> _WORK INSTRUCTIONS_: Below are some records; return each one exactly.

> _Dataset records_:
■ ■ ■

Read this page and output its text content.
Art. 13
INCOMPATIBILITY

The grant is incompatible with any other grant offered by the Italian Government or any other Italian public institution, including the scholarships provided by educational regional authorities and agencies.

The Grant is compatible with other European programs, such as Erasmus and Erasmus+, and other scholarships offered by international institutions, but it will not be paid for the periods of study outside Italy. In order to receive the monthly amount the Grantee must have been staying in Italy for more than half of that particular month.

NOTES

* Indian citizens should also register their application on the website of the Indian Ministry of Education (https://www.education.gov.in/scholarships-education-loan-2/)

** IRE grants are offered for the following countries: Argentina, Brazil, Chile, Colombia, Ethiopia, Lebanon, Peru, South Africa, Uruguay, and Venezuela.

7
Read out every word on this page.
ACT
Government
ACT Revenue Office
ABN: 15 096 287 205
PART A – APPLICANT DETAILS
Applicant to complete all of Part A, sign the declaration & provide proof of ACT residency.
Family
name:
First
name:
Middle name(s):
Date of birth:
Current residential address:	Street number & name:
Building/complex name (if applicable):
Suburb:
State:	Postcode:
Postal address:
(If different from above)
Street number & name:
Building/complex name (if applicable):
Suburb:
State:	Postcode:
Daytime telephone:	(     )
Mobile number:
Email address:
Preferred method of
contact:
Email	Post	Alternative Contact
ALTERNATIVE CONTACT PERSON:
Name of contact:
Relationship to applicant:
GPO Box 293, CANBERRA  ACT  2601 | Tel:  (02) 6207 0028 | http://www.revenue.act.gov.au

■ ■ ■

> _OUTPUT OF THE TASK_:
Read this page and output its text content.
Art. 13
INCOMPATIBILITY

The grant is incompatible with any other grant offered by the Italian Government or any other Italian public institution, including the scholarships provided by educational regional authorities and agencies.

The Grant is compatible with other European programs, such as Erasmus and Erasmus+, and other scholarships offered by international institutions, but it will not be paid for the periods of study outside Italy. In order to receive the monthly amount the Grantee must have been staying in Italy for more than half of that particular month.

NOTES

* Indian citizens should also register their application on the website of the Indian Ministry of Education (https://www.education.gov.in/scholarships-education-loan-2/)

** IRE grants are offered for the following countries: Argentina, Brazil, Chile, Colombia, Ethiopia, Lebanon, Peru, South Africa, Uruguay, and Venezuela.

7
Read out every word on this page.
ACT
Government
ACT Revenue Office
ABN: 15 096 287 205
PART A – APPLICANT DETAILS
Applicant to complete all of Part A, sign the declaration & provide proof of ACT residency.
Family
name:
First
name:
Middle name(s):
Date of birth:
Current residential address:	Street number & name:
Building/complex name (if applicable):
Suburb:
State:	Postcode:
Postal address:
(If different from above)
Street number & name:
Building/complex name (if applicable):
Suburb:
State:	Postcode:
Daytime telephone:	(     )
Mobile number:
Email address:
Preferred method of
contact:
Email	Post	Alternative Contact
ALTERNATIVE CONTACT PERSON:
Name of contact:
Relationship to applicant:
GPO Box 293, CANBERRA  ACT  2601 | Tel:  (02) 6207 0028 | http://www.revenue.act.gov.au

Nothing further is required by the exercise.